Your instructions: Reproduce every entry exactly.
————
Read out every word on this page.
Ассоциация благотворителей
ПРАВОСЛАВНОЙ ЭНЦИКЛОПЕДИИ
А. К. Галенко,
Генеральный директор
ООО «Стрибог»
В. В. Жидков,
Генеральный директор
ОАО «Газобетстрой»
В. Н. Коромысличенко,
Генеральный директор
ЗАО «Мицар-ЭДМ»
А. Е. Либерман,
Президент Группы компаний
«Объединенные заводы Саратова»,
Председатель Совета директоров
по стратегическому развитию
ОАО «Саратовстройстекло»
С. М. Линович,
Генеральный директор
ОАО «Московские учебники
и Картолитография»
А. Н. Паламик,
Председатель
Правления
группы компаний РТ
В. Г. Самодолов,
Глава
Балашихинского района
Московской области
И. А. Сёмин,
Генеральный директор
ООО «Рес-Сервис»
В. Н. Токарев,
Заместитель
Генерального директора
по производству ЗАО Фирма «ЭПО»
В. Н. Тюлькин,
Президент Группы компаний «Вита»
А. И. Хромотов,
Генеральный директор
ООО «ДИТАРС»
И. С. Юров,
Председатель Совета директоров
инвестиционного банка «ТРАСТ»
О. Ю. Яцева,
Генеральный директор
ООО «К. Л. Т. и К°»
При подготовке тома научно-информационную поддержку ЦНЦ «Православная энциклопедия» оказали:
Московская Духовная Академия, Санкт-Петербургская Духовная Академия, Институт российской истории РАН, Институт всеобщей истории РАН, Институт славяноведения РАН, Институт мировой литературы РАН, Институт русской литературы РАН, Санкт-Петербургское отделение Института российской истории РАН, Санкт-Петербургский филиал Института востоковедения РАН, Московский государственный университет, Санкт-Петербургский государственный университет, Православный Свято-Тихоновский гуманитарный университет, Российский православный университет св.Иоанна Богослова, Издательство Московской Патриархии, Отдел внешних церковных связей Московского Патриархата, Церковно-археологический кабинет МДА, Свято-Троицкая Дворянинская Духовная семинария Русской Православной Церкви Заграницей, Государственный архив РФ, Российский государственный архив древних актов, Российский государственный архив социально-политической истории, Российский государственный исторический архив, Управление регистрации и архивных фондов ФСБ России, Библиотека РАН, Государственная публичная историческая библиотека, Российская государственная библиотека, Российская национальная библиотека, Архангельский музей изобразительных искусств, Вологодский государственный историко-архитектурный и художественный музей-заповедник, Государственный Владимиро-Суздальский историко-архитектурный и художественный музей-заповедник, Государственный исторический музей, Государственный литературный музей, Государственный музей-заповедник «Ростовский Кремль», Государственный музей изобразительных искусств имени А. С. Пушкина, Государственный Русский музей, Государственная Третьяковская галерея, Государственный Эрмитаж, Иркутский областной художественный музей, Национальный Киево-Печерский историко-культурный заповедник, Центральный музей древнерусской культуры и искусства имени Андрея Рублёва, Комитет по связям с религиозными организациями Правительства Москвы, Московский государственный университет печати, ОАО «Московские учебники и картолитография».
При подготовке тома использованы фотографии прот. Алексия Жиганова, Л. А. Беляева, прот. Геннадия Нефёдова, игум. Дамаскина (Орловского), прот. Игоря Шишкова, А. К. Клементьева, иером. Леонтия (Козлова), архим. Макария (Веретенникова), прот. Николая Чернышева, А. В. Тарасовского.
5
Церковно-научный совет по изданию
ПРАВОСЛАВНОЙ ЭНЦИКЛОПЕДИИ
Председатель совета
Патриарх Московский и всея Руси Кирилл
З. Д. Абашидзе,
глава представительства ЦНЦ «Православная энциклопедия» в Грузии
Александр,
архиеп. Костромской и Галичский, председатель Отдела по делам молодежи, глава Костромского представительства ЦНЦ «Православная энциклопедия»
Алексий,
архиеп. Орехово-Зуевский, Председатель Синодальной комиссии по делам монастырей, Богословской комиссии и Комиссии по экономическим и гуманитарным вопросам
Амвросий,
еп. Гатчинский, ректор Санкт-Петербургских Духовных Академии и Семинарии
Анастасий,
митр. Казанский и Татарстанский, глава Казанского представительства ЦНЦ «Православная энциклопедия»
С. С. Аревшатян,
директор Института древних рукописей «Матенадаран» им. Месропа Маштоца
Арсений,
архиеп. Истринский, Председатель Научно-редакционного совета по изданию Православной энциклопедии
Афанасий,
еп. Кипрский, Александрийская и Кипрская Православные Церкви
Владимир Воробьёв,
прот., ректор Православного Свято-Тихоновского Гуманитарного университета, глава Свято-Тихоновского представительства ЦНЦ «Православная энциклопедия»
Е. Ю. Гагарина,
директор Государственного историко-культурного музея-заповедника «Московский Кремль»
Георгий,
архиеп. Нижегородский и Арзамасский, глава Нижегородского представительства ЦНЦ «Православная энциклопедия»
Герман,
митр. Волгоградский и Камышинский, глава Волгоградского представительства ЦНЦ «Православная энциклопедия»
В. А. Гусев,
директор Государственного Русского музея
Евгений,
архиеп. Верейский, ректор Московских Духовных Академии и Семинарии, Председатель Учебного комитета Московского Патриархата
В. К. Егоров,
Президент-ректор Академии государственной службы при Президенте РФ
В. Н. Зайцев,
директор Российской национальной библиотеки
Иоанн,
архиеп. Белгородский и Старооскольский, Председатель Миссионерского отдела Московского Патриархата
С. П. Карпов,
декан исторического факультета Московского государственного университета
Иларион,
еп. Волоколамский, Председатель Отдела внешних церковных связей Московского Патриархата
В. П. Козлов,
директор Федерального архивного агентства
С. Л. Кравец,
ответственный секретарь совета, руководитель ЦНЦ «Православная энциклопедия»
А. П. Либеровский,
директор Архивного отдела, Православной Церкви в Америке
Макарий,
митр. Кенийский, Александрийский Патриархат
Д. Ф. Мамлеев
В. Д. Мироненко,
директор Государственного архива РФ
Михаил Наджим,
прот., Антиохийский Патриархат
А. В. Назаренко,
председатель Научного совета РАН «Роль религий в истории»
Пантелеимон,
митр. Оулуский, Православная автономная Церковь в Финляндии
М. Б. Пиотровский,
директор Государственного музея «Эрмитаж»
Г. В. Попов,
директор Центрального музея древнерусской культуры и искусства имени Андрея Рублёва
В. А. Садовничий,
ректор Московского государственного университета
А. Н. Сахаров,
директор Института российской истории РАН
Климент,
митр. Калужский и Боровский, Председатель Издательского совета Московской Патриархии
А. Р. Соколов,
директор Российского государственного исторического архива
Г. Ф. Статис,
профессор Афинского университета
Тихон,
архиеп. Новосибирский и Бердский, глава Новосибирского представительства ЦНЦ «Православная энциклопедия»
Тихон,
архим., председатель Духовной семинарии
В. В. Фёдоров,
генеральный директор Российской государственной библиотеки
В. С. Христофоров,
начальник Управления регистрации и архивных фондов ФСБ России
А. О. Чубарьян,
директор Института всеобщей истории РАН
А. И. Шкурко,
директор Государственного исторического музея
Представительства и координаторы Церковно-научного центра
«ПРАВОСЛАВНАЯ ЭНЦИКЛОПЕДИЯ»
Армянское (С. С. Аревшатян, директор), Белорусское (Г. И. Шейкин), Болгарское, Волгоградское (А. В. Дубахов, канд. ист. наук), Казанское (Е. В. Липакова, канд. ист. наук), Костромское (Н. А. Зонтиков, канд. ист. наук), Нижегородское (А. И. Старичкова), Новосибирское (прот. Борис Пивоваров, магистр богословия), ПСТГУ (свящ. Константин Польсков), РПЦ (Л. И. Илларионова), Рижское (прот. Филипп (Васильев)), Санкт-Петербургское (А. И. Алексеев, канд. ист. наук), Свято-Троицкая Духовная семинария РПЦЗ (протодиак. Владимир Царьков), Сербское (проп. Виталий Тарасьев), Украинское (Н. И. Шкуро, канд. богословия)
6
————
Written answer:
Read out every word on this page.
Ассоциация благотворителей
ПРАВОСЛАВНОЙ ЭНЦИКЛОПЕДИИ
А. К. Галенко,
Генеральный директор
ООО «Стрибог»
В. В. Жидков,
Генеральный директор
ОАО «Газобетстрой»
В. Н. Коромысличенко,
Генеральный директор
ЗАО «Мицар-ЭДМ»
А. Е. Либерман,
Президент Группы компаний
«Объединенные заводы Саратова»,
Председатель Совета директоров
по стратегическому развитию
ОАО «Саратовстройстекло»
С. М. Линович,
Генеральный директор
ОАО «Московские учебники
и Картолитография»
А. Н. Паламик,
Председатель
Правления
группы компаний РТ
В. Г. Самодолов,
Глава
Балашихинского района
Московской области
И. А. Сёмин,
Генеральный директор
ООО «Рес-Сервис»
В. Н. Токарев,
Заместитель
Генерального директора
по производству ЗАО Фирма «ЭПО»
В. Н. Тюлькин,
Президент Группы компаний «Вита»
А. И. Хромотов,
Генеральный директор
ООО «ДИТАРС»
И. С. Юров,
Председатель Совета директоров
инвестиционного банка «ТРАСТ»
О. Ю. Яцева,
Генеральный директор
ООО «К. Л. Т. и К°»
При подготовке тома научно-информационную поддержку ЦНЦ «Православная энциклопедия» оказали:
Московская Духовная Академия, Санкт-Петербургская Духовная Академия, Институт российской истории РАН, Институт всеобщей истории РАН, Институт славяноведения РАН, Институт мировой литературы РАН, Институт русской литературы РАН, Санкт-Петербургское отделение Института российской истории РАН, Санкт-Петербургский филиал Института востоковедения РАН, Московский государственный университет, Санкт-Петербургский государственный университет, Православный Свято-Тихоновский гуманитарный университет, Российский православный университет св.Иоанна Богослова, Издательство Московской Патриархии, Отдел внешних церковных связей Московского Патриархата, Церковно-археологический кабинет МДА, Свято-Троицкая Дворянинская Духовная семинария Русской Православной Церкви Заграницей, Государственный архив РФ, Российский государственный архив древних актов, Российский государственный архив социально-политической истории, Российский государственный исторический архив, Управление регистрации и архивных фондов ФСБ России, Библиотека РАН, Государственная публичная историческая библиотека, Российская государственная библиотека, Российская национальная библиотека, Архангельский музей изобразительных искусств, Вологодский государственный историко-архитектурный и художественный музей-заповедник, Государственный Владимиро-Суздальский историко-архитектурный и художественный музей-заповедник, Государственный исторический музей, Государственный литературный музей, Государственный музей-заповедник «Ростовский Кремль», Государственный музей изобразительных искусств имени А. С. Пушкина, Государственный Русский музей, Государственная Третьяковская галерея, Государственный Эрмитаж, Иркутский областной художественный музей, Национальный Киево-Печерский историко-культурный заповедник, Центральный музей древнерусской культуры и искусства имени Андрея Рублёва, Комитет по связям с религиозными организациями Правительства Москвы, Московский государственный университет печати, ОАО «Московские учебники и картолитография».
При подготовке тома использованы фотографии прот. Алексия Жиганова, Л. А. Беляева, прот. Геннадия Нефёдова, игум. Дамаскина (Орловского), прот. Игоря Шишкова, А. К. Клементьева, иером. Леонтия (Козлова), архим. Макария (Веретенникова), прот. Николая Чернышева, А. В. Тарасовского.
5
Церковно-научный совет по изданию
ПРАВОСЛАВНОЙ ЭНЦИКЛОПЕДИИ
Председатель совета
Патриарх Московский и всея Руси Кирилл
З. Д. Абашидзе,
глава представительства ЦНЦ «Православная энциклопедия» в Грузии
Александр,
архиеп. Костромской и Галичский, председатель Отдела по делам молодежи, глава Костромского представительства ЦНЦ «Православная энциклопедия»
Алексий,
архиеп. Орехово-Зуевский, Председатель Синодальной комиссии по делам монастырей, Богословской комиссии и Комиссии по экономическим и гуманитарным вопросам
Амвросий,
еп. Гатчинский, ректор Санкт-Петербургских Духовных Академии и Семинарии
Анастасий,
митр. Казанский и Татарстанский, глава Казанского представительства ЦНЦ «Православная энциклопедия»
С. С. Аревшатян,
директор Института древних рукописей «Матенадаран» им. Месропа Маштоца
Арсений,
архиеп. Истринский, Председатель Научно-редакционного совета по изданию Православной энциклопедии
Афанасий,
еп. Кипрский, Александрийская и Кипрская Православные Церкви
Владимир Воробьёв,
прот., ректор Православного Свято-Тихоновского Гуманитарного университета, глава Свято-Тихоновского представительства ЦНЦ «Православная энциклопедия»
Е. Ю. Гагарина,
директор Государственного историко-культурного музея-заповедника «Московский Кремль»
Георгий,
архиеп. Нижегородский и Арзамасский, глава Нижегородского представительства ЦНЦ «Православная энциклопедия»
Герман,
митр. Волгоградский и Камышинский, глава Волгоградского представительства ЦНЦ «Православная энциклопедия»
В. А. Гусев,
директор Государственного Русского музея
Евгений,
архиеп. Верейский, ректор Московских Духовных Академии и Семинарии, Председатель Учебного комитета Московского Патриархата
В. К. Егоров,
Президент-ректор Академии государственной службы при Президенте РФ
В. Н. Зайцев,
директор Российской национальной библиотеки
Иоанн,
архиеп. Белгородский и Старооскольский, Председатель Миссионерского отдела Московского Патриархата
С. П. Карпов,
декан исторического факультета Московского государственного университета
Иларион,
еп. Волоколамский, Председатель Отдела внешних церковных связей Московского Патриархата
В. П. Козлов,
директор Федерального архивного агентства
С. Л. Кравец,
ответственный секретарь совета, руководитель ЦНЦ «Православная энциклопедия»
А. П. Либеровский,
директор Архивного отдела, Православной Церкви в Америке
Макарий,
митр. Кенийский, Александрийский Патриархат
Д. Ф. Мамлеев
В. Д. Мироненко,
директор Государственного архива РФ
Михаил Наджим,
прот., Антиохийский Патриархат
А. В. Назаренко,
председатель Научного совета РАН «Роль религий в истории»
Пантелеимон,
митр. Оулуский, Православная автономная Церковь в Финляндии
М. Б. Пиотровский,
директор Государственного музея «Эрмитаж»
Г. В. Попов,
директор Центрального музея древнерусской культуры и искусства имени Андрея Рублёва
В. А. Садовничий,
ректор Московского государственного университета
А. Н. Сахаров,
директор Института российской истории РАН
Климент,
митр. Калужский и Боровский, Председатель Издательского совета Московской Патриархии
А. Р. Соколов,
директор Российского государственного исторического архива
Г. Ф. Статис,
профессор Афинского университета
Тихон,
архиеп. Новосибирский и Бердский, глава Новосибирского представительства ЦНЦ «Православная энциклопедия»
Тихон,
архим., председатель Духовной семинарии
В. В. Фёдоров,
генеральный директор Российской государственной библиотеки
В. С. Христофоров,
начальник Управления регистрации и архивных фондов ФСБ России
А. О. Чубарьян,
директор Института всеобщей истории РАН
А. И. Шкурко,
директор Государственного исторического музея
Представительства и координаторы Церковно-научного центра
«ПРАВОСЛАВНАЯ ЭНЦИКЛОПЕДИЯ»
Армянское (С. С. Аревшатян, директор), Белорусское (Г. И. Шейкин), Болгарское, Волгоградское (А. В. Дубахов, канд. ист. наук), Казанское (Е. В. Липакова, канд. ист. наук), Костромское (Н. А. Зонтиков, канд. ист. наук), Нижегородское (А. И. Старичкова), Новосибирское (прот. Борис Пивоваров, магистр богословия), ПСТГУ (свящ. Константин Польсков), РПЦ (Л. И. Илларионова), Рижское (прот. Филипп (Васильев)), Санкт-Петербургское (А. И. Алексеев, канд. ист. наук), Свято-Троицкая Духовная семинария РПЦЗ (протодиак. Владимир Царьков), Сербское (проп. Виталий Тарасьев), Украинское (Н. И. Шкуро, канд. богословия)
6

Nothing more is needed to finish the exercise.